*Goal of the exercise*
Tally the lines containing "icon" and report the number alone.

[begin Excerpted records]

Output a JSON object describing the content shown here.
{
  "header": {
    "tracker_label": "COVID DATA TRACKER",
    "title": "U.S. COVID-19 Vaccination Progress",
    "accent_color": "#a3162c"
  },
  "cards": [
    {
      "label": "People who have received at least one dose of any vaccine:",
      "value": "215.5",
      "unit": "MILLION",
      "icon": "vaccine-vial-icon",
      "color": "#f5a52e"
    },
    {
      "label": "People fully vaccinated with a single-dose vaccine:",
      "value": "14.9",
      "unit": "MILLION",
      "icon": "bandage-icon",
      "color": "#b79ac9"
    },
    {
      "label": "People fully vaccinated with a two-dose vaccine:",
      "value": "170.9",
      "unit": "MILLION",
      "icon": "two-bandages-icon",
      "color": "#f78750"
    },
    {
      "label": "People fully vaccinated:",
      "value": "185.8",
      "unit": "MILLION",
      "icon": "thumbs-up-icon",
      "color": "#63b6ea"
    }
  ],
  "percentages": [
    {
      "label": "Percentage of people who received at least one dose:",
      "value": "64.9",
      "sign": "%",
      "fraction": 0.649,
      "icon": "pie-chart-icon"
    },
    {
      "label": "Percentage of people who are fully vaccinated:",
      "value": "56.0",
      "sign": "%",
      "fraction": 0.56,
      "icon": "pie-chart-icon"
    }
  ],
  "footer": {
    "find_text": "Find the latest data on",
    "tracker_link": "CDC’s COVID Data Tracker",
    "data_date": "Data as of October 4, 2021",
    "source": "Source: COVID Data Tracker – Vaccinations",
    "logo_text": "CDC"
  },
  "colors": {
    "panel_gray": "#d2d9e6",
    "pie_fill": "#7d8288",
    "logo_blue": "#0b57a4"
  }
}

[end Excerpted records]

*Exercise solution*
6